[Required work]:
1 > In the builder's risk case study, what was the total cost of the "Northeast Big Move" project?
2 > Summarize the builder's risk case study in two sentences.
3 > Continue the builder's risk case study, picking up after its final sentence.

>> begin Passage to read

Obtaining appropriate builder's risk insurance coverage for infrastructure projects is crucial when considering these unique factors and increased risk factors. Adequate coverage should address the specific risks associated with the project, including the scale, complexity, duration, and environmental factors to mitigate potential financial and operational impacts.

Case Study

We will now look at a fictionalized case study where a major loss event occurred on an infrastructure project triggering an assessment by a forensic engineer and a delay expert to assess the claim and resultant damages.

Project Background and Overview of “Northeast Big Move”

  • The “Northeast Big Move” spent six years in development, with a five-year project schedule. The project delivery utilized a public, private partnership contract involving two U.S. states with an Owner Controlled Insurance Program (P3 OCIP).
  • This was a $5.2B infrastructure project including nine bridges, a six lane below grade freeway, cut and cover tunnels, interchanges, parklands, and recreational trails.
  • The design strives to utilize tunnels to minimize the environmental impact on surroundings and ensure easy access for wildlife.
Figure 2 - Concept for the
Figure 2 - Concept for the "Northeast Big Move."

Incident Analysis and Immediate Response Strategies

Claim Incident

  • During the bridge construction, a few days of heavy rain and a high wind event hit the project site, resulting in significant damage to a partially constructed bridge.
  • The storm caused structural failures, including collapsed scaffolding, damage to the bridge deck, and displacement of materials and equipment.
  • The insurance policy covered damages caused by severe weather events, including storms, and provided coverage for repair costs and schedule delays.
  • One of the girders fell off the abutment and collapsed. Upon further investigation, some cracks were also discovered in the bridge deck.
  • Investigations revealed similar cracks on another bridge and another tunnel.
  • The project was approximately 60% complete, but behind schedule by two months prior to the incident.

Assessment Process

Immediate Response

  • The insured’s project team, including the forensic engineer, in collaboration with the adjuster, conducted an initial inspection of the damage immediately following the storm to assess the extent of the loss.
  • Safety precautions were taken in coordination with authorities having jurisdictions (AHJs) to secure the construction site and prevent further damage.

Facts Before the Incident

Expert Evaluation

  • Expert forensic engineers specializing in bridge construction and structural integrity were engaged to assess the damage.
  • The engineer of record (EOR) discovered that the European subcontractor responsible for supplying the project concrete girders had been using “tack weld” to hold rebar cages in place. The girder supplier had used this type of welding on numerous projects in Europe without any problem.
  • The EOR believed such welds did not comply with the US national codes and standards, so instructed the use of alternative techniques.

>> end Passage to read
>> begin Dataset content

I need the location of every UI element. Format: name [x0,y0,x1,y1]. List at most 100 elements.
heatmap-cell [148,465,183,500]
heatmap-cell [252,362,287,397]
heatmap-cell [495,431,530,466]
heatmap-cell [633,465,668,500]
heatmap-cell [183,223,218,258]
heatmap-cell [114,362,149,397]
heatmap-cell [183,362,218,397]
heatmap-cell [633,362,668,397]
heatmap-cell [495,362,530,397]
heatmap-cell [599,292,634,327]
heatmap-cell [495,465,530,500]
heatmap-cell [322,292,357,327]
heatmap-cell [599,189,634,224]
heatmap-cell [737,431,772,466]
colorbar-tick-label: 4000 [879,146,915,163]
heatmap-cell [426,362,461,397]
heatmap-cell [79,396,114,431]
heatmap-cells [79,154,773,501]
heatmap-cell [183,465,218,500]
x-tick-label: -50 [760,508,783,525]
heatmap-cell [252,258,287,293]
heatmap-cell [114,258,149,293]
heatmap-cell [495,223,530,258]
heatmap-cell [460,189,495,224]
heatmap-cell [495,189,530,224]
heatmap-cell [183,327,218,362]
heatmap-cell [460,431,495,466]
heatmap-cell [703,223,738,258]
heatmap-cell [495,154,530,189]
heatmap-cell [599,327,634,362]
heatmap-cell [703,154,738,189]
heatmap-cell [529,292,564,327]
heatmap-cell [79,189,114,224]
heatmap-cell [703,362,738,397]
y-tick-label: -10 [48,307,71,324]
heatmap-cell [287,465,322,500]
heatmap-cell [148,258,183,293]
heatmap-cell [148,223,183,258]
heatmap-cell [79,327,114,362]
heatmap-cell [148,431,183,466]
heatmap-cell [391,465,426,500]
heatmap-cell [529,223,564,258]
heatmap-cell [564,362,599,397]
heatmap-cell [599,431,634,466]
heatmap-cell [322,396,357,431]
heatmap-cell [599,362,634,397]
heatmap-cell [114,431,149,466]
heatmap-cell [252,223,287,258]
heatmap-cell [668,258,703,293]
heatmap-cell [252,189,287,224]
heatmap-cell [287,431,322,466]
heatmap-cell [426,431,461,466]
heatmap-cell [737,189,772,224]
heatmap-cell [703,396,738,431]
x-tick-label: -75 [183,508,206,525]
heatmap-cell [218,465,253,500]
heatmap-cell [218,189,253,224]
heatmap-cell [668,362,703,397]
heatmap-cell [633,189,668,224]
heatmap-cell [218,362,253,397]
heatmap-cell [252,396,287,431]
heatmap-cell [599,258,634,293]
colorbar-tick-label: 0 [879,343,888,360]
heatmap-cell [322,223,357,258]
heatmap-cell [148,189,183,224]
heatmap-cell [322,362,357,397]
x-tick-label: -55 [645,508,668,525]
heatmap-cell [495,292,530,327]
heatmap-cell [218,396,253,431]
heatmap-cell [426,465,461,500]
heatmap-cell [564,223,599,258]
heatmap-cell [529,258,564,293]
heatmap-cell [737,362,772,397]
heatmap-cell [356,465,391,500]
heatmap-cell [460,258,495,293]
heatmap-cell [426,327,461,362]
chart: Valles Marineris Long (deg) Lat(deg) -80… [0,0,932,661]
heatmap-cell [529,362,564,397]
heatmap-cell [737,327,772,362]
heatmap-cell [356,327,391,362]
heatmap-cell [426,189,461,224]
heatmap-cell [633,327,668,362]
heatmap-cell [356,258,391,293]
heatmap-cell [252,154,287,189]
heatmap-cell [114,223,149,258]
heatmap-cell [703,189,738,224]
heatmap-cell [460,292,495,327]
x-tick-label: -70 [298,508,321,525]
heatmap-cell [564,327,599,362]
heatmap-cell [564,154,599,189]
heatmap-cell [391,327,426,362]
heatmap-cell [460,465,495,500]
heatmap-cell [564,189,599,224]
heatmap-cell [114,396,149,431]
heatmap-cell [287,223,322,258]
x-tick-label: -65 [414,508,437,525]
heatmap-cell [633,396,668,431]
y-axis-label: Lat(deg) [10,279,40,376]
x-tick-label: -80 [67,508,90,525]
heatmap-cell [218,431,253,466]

>> end Dataset content

[Answers to the exercises]:
1 > $5.2B.

2 > The fictionalized "Northeast Big Move," a $5.2B P3 OCIP infrastructure project involving two U.S. states, suffered heavy rain and high winds during bridge construction that collapsed scaffolding, dropped a girder off its abutment, and revealed cracks in that bridge's deck and in another bridge and a tunnel. Forensic engineers assessed the damage, and the engineer of record found that the European girder supplier had used tack welds to hold rebar cages, which the engineer believed did not comply with U.S. codes and standards.

3 >
  • The subcontractor declined “change of methods” due to significant additional cost and time implications.
  • The EOR had elevated the issue to the Department of Transportation (DOT). An intense negotiation was ongoing between the DOT and the subcontractor when the event occurred.

Key Findings

Cause of the Loss

  • A multidisciplinary approach was adopted with a forensic structural engineer, a forensic material engineer, and a delay & impact expert.
  • Based on the investigations, it was established that:
    • Tack welds were not in compliance with the applicable codes.
    • Tack welding had no material effect in the crack development.
    • Cracks were developed because of inadequate concrete curing during cold winter nights.
    • Cracks only developed in three structures because they were exposed to the extreme cold period; the other eight condemned structures were in good structural condition.

Damages and Schedule Impact

  • The storm caused significant structural damage to the bridge, resulting in a delay of six months in the construction schedule.
  • A claims consultant and schedule expert evaluated the impact on the project schedule and cost.
  • Repair costs were estimated at $25 million, including the replacement of damaged materials, rebuilding collapsed structures, and ensuring structural stability.
Figure 3 - Project schedule at the time of tunnel failure.
Figure 3 - Project schedule at the time of tunnel failure.
Figure 4 - Updated project schedule.
Figure 4 - Updated project schedule.

Claim Resolution, Settlement, and Lessons Learned

Claims Negotiation

  • The insured project team, together with the insurance company’s claims adjuster, engaged in negotiations to settle the claim.
  • The expert claims consultant, in conjunction with the adjuster, assessed the scope of damages and evaluated repair costs and delay costs to determine a fair settlement amount.


  • After thorough discussions and analysis, a settlement amount of approximately $90 million was agreed upon.
  • The insurers disbursed the settlement funds to the insured.

Challenges and Lessons Learned

  • The case study demonstrates the significance of engaging experts with specialized knowledge to ensure accurate evaluation of damages and repair costs.
  • In complex infrastructure projects, involving expert engineers and consultants to assess damages and provide professional opinions is vital in supporting claim assessment and negotiation.
  • By analyzing this case study, infrastructure project stakeholders can gain insights into the claim assessment process, understand challenges associated with builder's risk claims, and apply the lessons learned to enhance risk management and claim handling practices in similar projects.

Conclusion: How Forensic Experts and Delay Experts Can Help

Builder's risk insurance is essential in infrastructure projects to ensure continuity of the project in case of an incident. This article reinforces the importance of understanding the anatomy of builder's risk claims in infrastructure projects and emphasizes that a comprehensive understanding of the process, key players, and unique challenges enables stakeholders to navigate claims effectively and protect their interests. It is important to work with experienced claims professionals who have expertise in infrastructure projects and who understand the unique challenges and requirements, such as:

Forensic Engineering Experts

  • In builder's risk claims, forensic experts can determine the cause of property damage and identify potential fraudulent claims.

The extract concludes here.